---------- ENTRIES SUPPLIED ----------
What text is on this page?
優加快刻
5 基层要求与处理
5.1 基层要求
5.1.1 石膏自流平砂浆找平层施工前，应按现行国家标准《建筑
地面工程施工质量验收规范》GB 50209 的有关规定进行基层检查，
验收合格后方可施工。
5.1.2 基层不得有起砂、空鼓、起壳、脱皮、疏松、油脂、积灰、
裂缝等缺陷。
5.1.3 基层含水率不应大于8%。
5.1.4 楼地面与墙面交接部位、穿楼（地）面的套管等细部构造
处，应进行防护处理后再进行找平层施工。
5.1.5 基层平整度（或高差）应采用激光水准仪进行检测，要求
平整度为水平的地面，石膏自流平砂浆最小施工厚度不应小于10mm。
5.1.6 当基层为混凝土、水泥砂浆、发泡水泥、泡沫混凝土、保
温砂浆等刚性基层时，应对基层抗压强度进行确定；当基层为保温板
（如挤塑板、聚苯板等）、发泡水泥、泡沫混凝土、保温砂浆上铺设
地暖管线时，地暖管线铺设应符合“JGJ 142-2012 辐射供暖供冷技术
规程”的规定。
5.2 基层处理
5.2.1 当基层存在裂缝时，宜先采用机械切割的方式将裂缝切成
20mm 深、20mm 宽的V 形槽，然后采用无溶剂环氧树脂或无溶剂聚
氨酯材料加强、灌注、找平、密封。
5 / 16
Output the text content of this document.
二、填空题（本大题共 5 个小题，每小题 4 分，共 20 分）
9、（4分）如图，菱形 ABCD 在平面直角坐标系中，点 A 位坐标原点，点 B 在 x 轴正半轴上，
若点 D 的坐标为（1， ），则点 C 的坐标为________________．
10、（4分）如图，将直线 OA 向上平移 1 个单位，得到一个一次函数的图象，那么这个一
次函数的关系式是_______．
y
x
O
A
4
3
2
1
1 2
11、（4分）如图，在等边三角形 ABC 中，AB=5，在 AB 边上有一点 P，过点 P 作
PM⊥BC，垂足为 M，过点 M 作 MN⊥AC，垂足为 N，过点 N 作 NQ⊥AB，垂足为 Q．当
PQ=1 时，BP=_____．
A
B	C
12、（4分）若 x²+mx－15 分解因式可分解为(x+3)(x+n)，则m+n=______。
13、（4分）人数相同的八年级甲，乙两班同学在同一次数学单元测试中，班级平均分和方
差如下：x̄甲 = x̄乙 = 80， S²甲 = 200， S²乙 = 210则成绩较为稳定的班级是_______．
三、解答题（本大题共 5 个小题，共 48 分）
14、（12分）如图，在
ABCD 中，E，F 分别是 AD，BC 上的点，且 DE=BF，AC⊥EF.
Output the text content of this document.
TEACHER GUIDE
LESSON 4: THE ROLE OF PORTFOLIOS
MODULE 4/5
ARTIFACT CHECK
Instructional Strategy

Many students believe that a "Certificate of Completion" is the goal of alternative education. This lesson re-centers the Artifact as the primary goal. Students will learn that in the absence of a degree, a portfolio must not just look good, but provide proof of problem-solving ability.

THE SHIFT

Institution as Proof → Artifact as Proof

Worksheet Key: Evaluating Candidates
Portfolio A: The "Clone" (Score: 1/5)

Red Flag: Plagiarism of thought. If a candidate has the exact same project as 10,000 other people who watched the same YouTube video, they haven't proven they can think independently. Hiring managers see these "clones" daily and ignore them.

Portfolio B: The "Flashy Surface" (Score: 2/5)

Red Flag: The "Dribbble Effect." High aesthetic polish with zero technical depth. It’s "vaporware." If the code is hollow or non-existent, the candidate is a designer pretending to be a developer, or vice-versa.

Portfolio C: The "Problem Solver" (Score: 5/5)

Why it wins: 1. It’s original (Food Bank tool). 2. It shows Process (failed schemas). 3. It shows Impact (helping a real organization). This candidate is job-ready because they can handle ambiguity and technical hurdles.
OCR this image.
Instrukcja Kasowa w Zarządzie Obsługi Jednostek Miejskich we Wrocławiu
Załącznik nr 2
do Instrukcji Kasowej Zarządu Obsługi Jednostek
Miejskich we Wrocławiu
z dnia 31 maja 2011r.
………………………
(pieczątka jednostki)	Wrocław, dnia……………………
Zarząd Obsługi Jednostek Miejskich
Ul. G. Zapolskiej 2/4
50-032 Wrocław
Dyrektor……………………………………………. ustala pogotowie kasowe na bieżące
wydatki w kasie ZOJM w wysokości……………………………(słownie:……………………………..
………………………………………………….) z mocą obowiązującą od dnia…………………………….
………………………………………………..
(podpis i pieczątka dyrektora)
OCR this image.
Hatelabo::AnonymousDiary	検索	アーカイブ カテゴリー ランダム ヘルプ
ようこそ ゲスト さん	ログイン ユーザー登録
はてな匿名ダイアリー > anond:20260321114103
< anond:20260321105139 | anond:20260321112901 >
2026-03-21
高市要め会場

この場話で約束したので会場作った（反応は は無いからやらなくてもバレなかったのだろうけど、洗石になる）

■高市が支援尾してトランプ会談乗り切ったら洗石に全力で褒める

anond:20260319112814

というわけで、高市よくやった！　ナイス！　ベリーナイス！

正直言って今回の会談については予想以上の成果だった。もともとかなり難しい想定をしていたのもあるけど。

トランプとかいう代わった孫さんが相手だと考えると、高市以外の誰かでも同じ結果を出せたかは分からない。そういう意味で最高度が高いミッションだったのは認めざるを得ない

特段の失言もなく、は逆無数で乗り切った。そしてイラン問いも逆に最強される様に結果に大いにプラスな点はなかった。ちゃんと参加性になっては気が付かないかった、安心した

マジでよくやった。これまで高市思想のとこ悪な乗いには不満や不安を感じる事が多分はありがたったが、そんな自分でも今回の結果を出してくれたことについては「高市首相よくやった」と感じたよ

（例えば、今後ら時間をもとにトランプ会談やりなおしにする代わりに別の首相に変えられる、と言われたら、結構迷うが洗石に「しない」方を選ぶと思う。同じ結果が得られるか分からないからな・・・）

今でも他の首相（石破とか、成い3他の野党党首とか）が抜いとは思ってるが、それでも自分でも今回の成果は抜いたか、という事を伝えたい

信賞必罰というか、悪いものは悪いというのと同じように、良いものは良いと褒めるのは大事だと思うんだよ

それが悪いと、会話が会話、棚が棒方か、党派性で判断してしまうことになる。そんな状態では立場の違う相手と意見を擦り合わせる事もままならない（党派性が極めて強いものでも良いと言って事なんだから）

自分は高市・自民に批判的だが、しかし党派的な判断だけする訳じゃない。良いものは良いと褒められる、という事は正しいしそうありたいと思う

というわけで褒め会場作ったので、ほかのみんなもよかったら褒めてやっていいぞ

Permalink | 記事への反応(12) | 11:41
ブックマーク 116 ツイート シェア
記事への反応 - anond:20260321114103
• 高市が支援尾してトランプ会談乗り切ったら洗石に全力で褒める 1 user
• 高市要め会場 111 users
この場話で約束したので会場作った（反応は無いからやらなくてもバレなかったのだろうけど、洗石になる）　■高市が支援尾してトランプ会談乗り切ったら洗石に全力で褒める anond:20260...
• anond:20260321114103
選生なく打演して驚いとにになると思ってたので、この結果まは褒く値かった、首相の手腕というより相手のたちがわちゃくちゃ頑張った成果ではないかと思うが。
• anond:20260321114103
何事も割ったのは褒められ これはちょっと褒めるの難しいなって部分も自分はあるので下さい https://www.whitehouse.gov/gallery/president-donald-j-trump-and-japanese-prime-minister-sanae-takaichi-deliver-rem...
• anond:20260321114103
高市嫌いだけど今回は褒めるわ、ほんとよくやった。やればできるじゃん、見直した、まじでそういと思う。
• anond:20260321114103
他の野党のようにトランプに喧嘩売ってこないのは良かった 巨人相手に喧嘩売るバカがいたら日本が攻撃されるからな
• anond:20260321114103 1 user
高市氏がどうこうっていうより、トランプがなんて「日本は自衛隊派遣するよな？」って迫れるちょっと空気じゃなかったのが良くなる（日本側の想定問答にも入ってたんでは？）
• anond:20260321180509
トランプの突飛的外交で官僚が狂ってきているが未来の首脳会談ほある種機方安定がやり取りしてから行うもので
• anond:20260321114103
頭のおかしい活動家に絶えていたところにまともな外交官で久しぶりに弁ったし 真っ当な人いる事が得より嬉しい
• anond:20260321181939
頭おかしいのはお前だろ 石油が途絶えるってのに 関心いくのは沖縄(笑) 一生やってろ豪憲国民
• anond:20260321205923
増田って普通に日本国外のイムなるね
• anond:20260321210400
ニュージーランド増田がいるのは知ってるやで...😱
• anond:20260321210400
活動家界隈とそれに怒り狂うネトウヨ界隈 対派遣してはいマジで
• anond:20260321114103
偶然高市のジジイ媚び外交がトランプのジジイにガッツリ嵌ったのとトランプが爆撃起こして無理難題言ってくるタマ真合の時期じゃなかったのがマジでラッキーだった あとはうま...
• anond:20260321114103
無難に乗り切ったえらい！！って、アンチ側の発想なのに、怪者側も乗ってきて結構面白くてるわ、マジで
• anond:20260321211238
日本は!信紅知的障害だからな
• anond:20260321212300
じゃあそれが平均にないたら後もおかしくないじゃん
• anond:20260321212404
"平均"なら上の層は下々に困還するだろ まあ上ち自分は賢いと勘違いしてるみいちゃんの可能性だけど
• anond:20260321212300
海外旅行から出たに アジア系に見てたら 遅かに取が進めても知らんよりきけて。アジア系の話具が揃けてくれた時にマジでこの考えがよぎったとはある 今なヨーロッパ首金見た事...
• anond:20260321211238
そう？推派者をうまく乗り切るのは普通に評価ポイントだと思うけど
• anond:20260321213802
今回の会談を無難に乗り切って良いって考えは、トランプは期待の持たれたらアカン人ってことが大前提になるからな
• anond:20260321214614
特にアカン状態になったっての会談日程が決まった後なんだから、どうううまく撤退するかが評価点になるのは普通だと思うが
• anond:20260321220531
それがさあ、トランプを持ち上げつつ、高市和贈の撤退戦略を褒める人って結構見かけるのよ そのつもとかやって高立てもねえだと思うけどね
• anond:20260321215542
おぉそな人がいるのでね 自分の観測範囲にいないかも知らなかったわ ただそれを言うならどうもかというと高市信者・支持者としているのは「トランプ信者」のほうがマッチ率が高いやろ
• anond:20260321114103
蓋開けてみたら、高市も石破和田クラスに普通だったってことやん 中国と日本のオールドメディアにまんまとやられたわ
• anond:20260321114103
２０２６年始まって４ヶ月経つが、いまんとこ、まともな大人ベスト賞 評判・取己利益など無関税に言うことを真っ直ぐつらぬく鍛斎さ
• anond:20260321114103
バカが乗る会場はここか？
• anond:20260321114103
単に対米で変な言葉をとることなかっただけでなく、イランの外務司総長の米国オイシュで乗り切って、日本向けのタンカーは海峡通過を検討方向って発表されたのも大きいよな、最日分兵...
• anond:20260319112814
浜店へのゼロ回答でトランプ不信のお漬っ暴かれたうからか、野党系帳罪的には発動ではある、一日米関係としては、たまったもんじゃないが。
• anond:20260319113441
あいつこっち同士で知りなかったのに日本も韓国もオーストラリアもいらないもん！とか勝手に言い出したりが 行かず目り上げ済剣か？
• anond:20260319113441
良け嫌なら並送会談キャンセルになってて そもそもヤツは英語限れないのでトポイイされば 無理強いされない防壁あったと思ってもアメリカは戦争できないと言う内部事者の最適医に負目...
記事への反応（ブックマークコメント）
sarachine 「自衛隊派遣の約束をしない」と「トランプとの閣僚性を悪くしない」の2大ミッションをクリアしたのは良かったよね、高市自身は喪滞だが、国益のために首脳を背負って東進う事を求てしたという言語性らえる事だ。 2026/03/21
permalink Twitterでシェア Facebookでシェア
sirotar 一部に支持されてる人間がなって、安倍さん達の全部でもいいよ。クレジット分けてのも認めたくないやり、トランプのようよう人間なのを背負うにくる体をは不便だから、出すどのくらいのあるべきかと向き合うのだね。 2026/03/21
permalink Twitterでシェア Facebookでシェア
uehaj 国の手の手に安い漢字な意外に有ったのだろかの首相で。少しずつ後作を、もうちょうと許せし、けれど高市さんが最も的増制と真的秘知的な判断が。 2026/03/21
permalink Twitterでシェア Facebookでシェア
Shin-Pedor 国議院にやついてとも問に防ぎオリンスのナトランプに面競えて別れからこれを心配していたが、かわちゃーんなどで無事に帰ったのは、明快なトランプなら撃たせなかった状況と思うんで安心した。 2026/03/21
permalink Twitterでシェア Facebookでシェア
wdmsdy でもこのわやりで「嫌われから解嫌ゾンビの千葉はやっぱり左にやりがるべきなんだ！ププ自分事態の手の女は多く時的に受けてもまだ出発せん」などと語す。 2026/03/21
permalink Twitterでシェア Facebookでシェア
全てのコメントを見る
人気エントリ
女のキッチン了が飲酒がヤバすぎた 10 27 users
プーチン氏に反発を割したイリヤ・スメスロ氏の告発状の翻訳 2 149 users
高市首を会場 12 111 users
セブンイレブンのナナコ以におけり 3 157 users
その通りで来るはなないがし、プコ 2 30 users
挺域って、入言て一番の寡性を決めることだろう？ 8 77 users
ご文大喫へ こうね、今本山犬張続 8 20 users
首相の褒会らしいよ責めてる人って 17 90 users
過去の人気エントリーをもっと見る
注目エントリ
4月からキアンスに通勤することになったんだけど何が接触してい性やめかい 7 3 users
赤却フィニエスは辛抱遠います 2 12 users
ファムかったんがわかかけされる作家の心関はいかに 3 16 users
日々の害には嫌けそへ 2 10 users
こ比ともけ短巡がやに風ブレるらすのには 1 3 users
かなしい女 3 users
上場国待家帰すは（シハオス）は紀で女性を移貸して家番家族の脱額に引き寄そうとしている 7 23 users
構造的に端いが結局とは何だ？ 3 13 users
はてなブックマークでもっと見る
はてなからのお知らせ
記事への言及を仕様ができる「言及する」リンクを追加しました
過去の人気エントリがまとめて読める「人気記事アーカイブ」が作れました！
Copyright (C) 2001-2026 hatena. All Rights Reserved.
----------
:: TASK DIRECTIONS ::
Tally up the lines holding the word "pieczątka" in the data above, and answer with that figure only.

:: RESPONSE ::
2